## Rows
>>>>>
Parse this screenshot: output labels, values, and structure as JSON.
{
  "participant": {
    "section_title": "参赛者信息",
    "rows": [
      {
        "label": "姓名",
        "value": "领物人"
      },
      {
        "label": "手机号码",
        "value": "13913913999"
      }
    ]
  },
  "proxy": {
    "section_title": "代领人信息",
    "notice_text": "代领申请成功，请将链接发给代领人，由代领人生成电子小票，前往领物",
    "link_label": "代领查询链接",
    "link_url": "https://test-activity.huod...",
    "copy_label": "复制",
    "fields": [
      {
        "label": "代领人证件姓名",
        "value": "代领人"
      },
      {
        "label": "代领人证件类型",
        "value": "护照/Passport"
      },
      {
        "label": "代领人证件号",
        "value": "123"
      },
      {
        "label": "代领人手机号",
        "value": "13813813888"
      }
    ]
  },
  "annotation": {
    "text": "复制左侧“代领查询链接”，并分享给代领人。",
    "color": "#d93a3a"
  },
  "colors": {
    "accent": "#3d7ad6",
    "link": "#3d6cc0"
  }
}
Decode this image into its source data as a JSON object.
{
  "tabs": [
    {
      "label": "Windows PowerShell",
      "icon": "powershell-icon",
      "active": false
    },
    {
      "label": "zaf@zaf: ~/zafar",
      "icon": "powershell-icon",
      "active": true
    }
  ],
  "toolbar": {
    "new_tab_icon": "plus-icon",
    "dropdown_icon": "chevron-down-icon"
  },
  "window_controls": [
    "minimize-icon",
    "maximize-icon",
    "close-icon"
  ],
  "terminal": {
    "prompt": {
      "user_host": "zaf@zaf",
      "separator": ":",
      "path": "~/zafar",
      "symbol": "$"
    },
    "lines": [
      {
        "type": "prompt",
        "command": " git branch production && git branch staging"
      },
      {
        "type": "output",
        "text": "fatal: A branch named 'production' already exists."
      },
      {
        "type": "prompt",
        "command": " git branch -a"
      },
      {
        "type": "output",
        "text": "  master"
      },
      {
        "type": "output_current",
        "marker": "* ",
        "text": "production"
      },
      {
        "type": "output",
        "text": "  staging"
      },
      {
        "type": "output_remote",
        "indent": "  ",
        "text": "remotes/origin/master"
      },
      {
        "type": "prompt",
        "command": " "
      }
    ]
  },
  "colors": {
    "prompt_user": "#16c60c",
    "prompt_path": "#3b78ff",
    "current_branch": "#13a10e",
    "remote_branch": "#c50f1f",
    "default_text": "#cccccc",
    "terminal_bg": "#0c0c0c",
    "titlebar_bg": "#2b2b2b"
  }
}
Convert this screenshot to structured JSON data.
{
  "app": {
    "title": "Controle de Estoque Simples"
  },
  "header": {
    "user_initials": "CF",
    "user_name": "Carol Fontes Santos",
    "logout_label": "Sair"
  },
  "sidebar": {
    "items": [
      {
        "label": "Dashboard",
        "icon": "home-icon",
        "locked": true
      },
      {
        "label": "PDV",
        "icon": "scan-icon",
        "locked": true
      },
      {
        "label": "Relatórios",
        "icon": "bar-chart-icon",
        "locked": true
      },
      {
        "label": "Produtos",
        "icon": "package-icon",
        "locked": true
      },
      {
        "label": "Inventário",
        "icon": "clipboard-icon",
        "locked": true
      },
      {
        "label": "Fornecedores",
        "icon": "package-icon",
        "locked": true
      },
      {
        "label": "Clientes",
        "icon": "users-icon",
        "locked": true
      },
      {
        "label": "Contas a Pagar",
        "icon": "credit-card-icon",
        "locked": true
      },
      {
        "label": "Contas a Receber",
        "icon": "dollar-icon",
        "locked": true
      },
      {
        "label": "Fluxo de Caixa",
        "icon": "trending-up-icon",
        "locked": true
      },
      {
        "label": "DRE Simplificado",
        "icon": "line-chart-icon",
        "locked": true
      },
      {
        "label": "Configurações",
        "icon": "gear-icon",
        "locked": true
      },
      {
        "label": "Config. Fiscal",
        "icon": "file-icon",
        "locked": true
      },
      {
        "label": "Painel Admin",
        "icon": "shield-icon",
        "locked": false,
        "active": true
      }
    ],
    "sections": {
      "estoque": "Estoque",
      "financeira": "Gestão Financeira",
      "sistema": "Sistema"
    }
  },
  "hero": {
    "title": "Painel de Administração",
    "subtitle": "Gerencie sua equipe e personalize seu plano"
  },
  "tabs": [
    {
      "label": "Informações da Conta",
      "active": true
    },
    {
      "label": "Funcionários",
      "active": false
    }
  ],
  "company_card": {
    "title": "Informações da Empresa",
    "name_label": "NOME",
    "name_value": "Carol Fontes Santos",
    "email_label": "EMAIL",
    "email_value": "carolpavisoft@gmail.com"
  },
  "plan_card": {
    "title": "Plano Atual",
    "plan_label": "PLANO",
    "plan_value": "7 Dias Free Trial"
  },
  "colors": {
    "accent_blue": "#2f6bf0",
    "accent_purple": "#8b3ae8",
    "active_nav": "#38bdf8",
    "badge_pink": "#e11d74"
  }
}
<<<<<
## Exercise
Reproduce the material verbatim, line by line.

## Response
Parse this screenshot: output labels, values, and structure as JSON.
{
  "participant": {
    "section_title": "参赛者信息",
    "rows": [
      {
        "label": "姓名",
        "value": "领物人"
      },
      {
        "label": "手机号码",
        "value": "13913913999"
      }
    ]
  },
  "proxy": {
    "section_title": "代领人信息",
    "notice_text": "代领申请成功，请将链接发给代领人，由代领人生成电子小票，前往领物",
    "link_label": "代领查询链接",
    "link_url": "https://test-activity.huod...",
    "copy_label": "复制",
    "fields": [
      {
        "label": "代领人证件姓名",
        "value": "代领人"
      },
      {
        "label": "代领人证件类型",
        "value": "护照/Passport"
      },
      {
        "label": "代领人证件号",
        "value": "123"
      },
      {
        "label": "代领人手机号",
        "value": "13813813888"
      }
    ]
  },
  "annotation": {
    "text": "复制左侧“代领查询链接”，并分享给代领人。",
    "color": "#d93a3a"
  },
  "colors": {
    "accent": "#3d7ad6",
    "link": "#3d6cc0"
  }
}
Decode this image into its source data as a JSON object.
{
  "tabs": [
    {
      "label": "Windows PowerShell",
      "icon": "powershell-icon",
      "active": false
    },
    {
      "label": "zaf@zaf: ~/zafar",
      "icon": "powershell-icon",
      "active": true
    }
  ],
  "toolbar": {
    "new_tab_icon": "plus-icon",
    "dropdown_icon": "chevron-down-icon"
  },
  "window_controls": [
    "minimize-icon",
    "maximize-icon",
    "close-icon"
  ],
  "terminal": {
    "prompt": {
      "user_host": "zaf@zaf",
      "separator": ":",
      "path": "~/zafar",
      "symbol": "$"
    },
    "lines": [
      {
        "type": "prompt",
        "command": " git branch production && git branch staging"
      },
      {
        "type": "output",
        "text": "fatal: A branch named 'production' already exists."
      },
      {
        "type": "prompt",
        "command": " git branch -a"
      },
      {
        "type": "output",
        "text": "  master"
      },
      {
        "type": "output_current",
        "marker": "* ",
        "text": "production"
      },
      {
        "type": "output",
        "text": "  staging"
      },
      {
        "type": "output_remote",
        "indent": "  ",
        "text": "remotes/origin/master"
      },
      {
        "type": "prompt",
        "command": " "
      }
    ]
  },
  "colors": {
    "prompt_user": "#16c60c",
    "prompt_path": "#3b78ff",
    "current_branch": "#13a10e",
    "remote_branch": "#c50f1f",
    "default_text": "#cccccc",
    "terminal_bg": "#0c0c0c",
    "titlebar_bg": "#2b2b2b"
  }
}
Convert this screenshot to structured JSON data.
{
  "app": {
    "title": "Controle de Estoque Simples"
  },
  "header": {
    "user_initials": "CF",
    "user_name": "Carol Fontes Santos",
    "logout_label": "Sair"
  },
  "sidebar": {
    "items": [
      {
        "label": "Dashboard",
        "icon": "home-icon",
        "locked": true
      },
      {
        "label": "PDV",
        "icon": "scan-icon",
        "locked": true
      },
      {
        "label": "Relatórios",
        "icon": "bar-chart-icon",
        "locked": true
      },
      {
        "label": "Produtos",
        "icon": "package-icon",
        "locked": true
      },
      {
        "label": "Inventário",
        "icon": "clipboard-icon",
        "locked": true
      },
      {
        "label": "Fornecedores",
        "icon": "package-icon",
        "locked": true
      },
      {
        "label": "Clientes",
        "icon": "users-icon",
        "locked": true
      },
      {
        "label": "Contas a Pagar",
        "icon": "credit-card-icon",
        "locked": true
      },
      {
        "label": "Contas a Receber",
        "icon": "dollar-icon",
        "locked": true
      },
      {
        "label": "Fluxo de Caixa",
        "icon": "trending-up-icon",
        "locked": true
      },
      {
        "label": "DRE Simplificado",
        "icon": "line-chart-icon",
        "locked": true
      },
      {
        "label": "Configurações",
        "icon": "gear-icon",
        "locked": true
      },
      {
        "label": "Config. Fiscal",
        "icon": "file-icon",
        "locked": true
      },
      {
        "label": "Painel Admin",
        "icon": "shield-icon",
        "locked": false,
        "active": true
      }
    ],
    "sections": {
      "estoque": "Estoque",
      "financeira": "Gestão Financeira",
      "sistema": "Sistema"
    }
  },
  "hero": {
    "title": "Painel de Administração",
    "subtitle": "Gerencie sua equipe e personalize seu plano"
  },
  "tabs": [
    {
      "label": "Informações da Conta",
      "active": true
    },
    {
      "label": "Funcionários",
      "active": false
    }
  ],
  "company_card": {
    "title": "Informações da Empresa",
    "name_label": "NOME",
    "name_value": "Carol Fontes Santos",
    "email_label": "EMAIL",
    "email_value": "carolpavisoft@gmail.com"
  },
  "plan_card": {
    "title": "Plano Atual",
    "plan_label": "PLANO",
    "plan_value": "7 Dias Free Trial"
  },
  "colors": {
    "accent_blue": "#2f6bf0",
    "accent_purple": "#8b3ae8",
    "active_nav": "#38bdf8",
    "badge_pink": "#e11d74"
  }
}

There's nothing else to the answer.